## Exercise description
Your answer should be a single number: how many lines in the data below hold the string "High".

## Exercise inputs
--------

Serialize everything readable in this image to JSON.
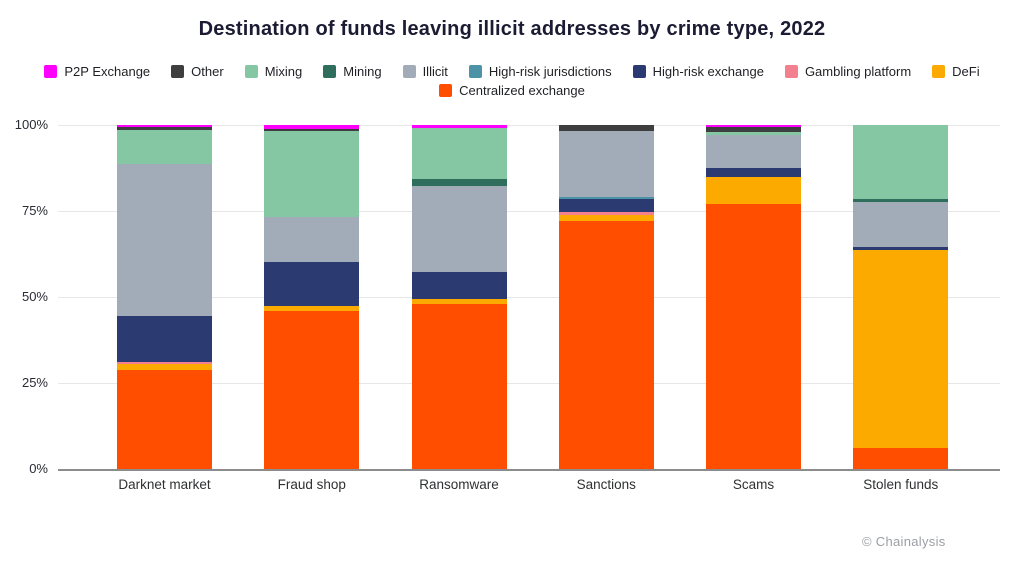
{
  "title": "Destination of funds leaving illicit addresses by crime type, 2022",
  "copyright": "© Chainalysis",
  "chart_data": {
    "type": "bar",
    "subtype": "stacked-percentage-column",
    "title": "Destination of funds leaving illicit addresses by crime type, 2022",
    "xlabel": "",
    "ylabel": "",
    "ylim": [
      0,
      100
    ],
    "y_ticks": [
      {
        "label": "100%",
        "value": 100
      },
      {
        "label": "75%",
        "value": 75
      },
      {
        "label": "50%",
        "value": 50
      },
      {
        "label": "25%",
        "value": 25
      },
      {
        "label": "0%",
        "value": 0
      }
    ],
    "grid": "horizontal",
    "legend_position": "top-center",
    "legend_rows": [
      9,
      1
    ],
    "categories": [
      "Darknet market",
      "Fraud shop",
      "Ransomware",
      "Sanctions",
      "Scams",
      "Stolen funds"
    ],
    "series": [
      {
        "name": "P2P Exchange",
        "color": "#FF00FF",
        "values": [
          0.7,
          1.2,
          0.8,
          0,
          0.5,
          0
        ]
      },
      {
        "name": "Other",
        "color": "#3E3E3E",
        "values": [
          0.7,
          0.6,
          0,
          1.8,
          1.5,
          0
        ]
      },
      {
        "name": "Mixing",
        "color": "#85C7A3",
        "values": [
          10,
          25,
          15,
          0,
          1.0,
          21.5
        ]
      },
      {
        "name": "Mining",
        "color": "#2F6D5D",
        "values": [
          0,
          0,
          1.8,
          0,
          0,
          0.8
        ]
      },
      {
        "name": "Illicit",
        "color": "#A2ABB8",
        "values": [
          44,
          13,
          25,
          19,
          9.5,
          13.2
        ]
      },
      {
        "name": "High-risk jurisdictions",
        "color": "#4C93A8",
        "values": [
          0,
          0,
          0,
          0.6,
          0,
          0
        ]
      },
      {
        "name": "High-risk exchange",
        "color": "#2B3A70",
        "values": [
          13.6,
          12.8,
          8,
          4,
          2.5,
          0.8
        ]
      },
      {
        "name": "Gambling platform",
        "color": "#F2808F",
        "values": [
          0.4,
          0,
          0,
          0.8,
          0,
          0
        ]
      },
      {
        "name": "DeFi",
        "color": "#FCAA00",
        "values": [
          1.8,
          1.4,
          1.4,
          1.8,
          8,
          57.7
        ]
      },
      {
        "name": "Centralized exchange",
        "color": "#FF4E00",
        "values": [
          28.8,
          46,
          48,
          72,
          77,
          6
        ]
      }
    ]
  }
}
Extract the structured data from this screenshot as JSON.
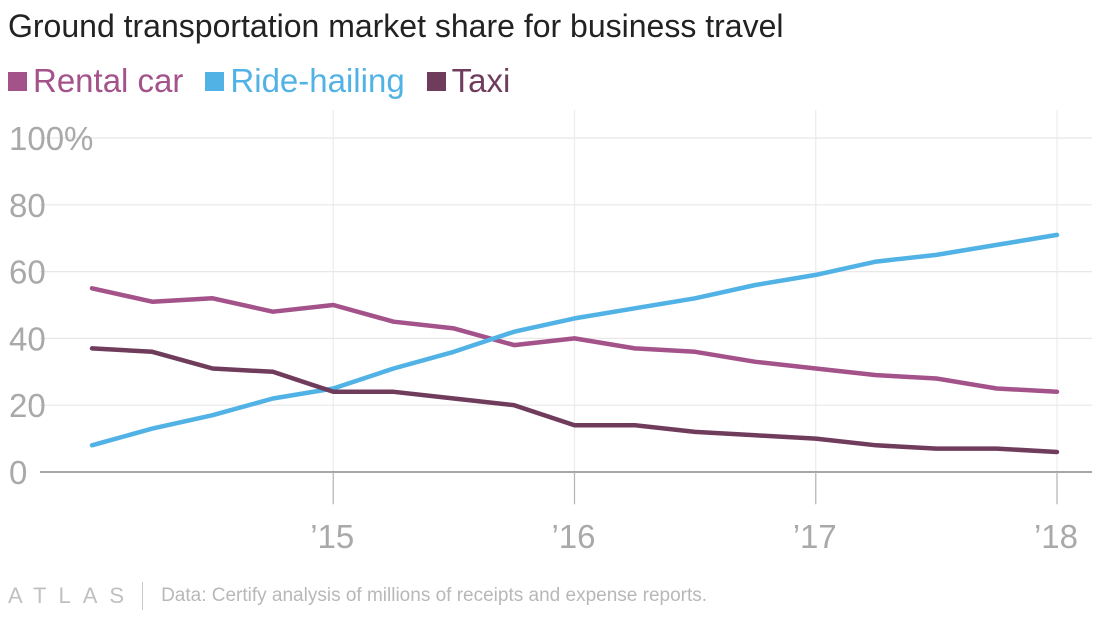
{
  "title": "Ground transportation market share for business travel",
  "footer": {
    "brand": "ATLAS",
    "source": "Data: Certify analysis of millions of receipts and expense reports."
  },
  "chart_data": {
    "type": "line",
    "title": "Ground transportation market share for business travel",
    "xlabel": "",
    "ylabel": "",
    "xlim": [
      2014.0,
      2018.0
    ],
    "ylim": [
      0,
      100
    ],
    "y_ticks": [
      {
        "value": 0,
        "label": "0"
      },
      {
        "value": 20,
        "label": "20"
      },
      {
        "value": 40,
        "label": "40"
      },
      {
        "value": 60,
        "label": "60"
      },
      {
        "value": 80,
        "label": "80"
      },
      {
        "value": 100,
        "label": "100%"
      }
    ],
    "x_ticks": [
      {
        "value": 2015,
        "label": "’15"
      },
      {
        "value": 2016,
        "label": "’16"
      },
      {
        "value": 2017,
        "label": "’17"
      },
      {
        "value": 2018,
        "label": "’18"
      }
    ],
    "grid": true,
    "legend_position": "top-left",
    "x": [
      2014.0,
      2014.25,
      2014.5,
      2014.75,
      2015.0,
      2015.25,
      2015.5,
      2015.75,
      2016.0,
      2016.25,
      2016.5,
      2016.75,
      2017.0,
      2017.25,
      2017.5,
      2017.75,
      2018.0
    ],
    "series": [
      {
        "name": "Rental car",
        "color": "#a4528a",
        "values": [
          55,
          51,
          52,
          48,
          50,
          45,
          43,
          38,
          40,
          37,
          36,
          33,
          31,
          29,
          28,
          25,
          24
        ]
      },
      {
        "name": "Ride-hailing",
        "color": "#51b2e5",
        "values": [
          8,
          13,
          17,
          22,
          25,
          31,
          36,
          42,
          46,
          49,
          52,
          56,
          59,
          63,
          65,
          68,
          71
        ]
      },
      {
        "name": "Taxi",
        "color": "#703c5c",
        "values": [
          37,
          36,
          31,
          30,
          24,
          24,
          22,
          20,
          14,
          14,
          12,
          11,
          10,
          8,
          7,
          7,
          6
        ]
      }
    ]
  }
}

--------

## Complete response
2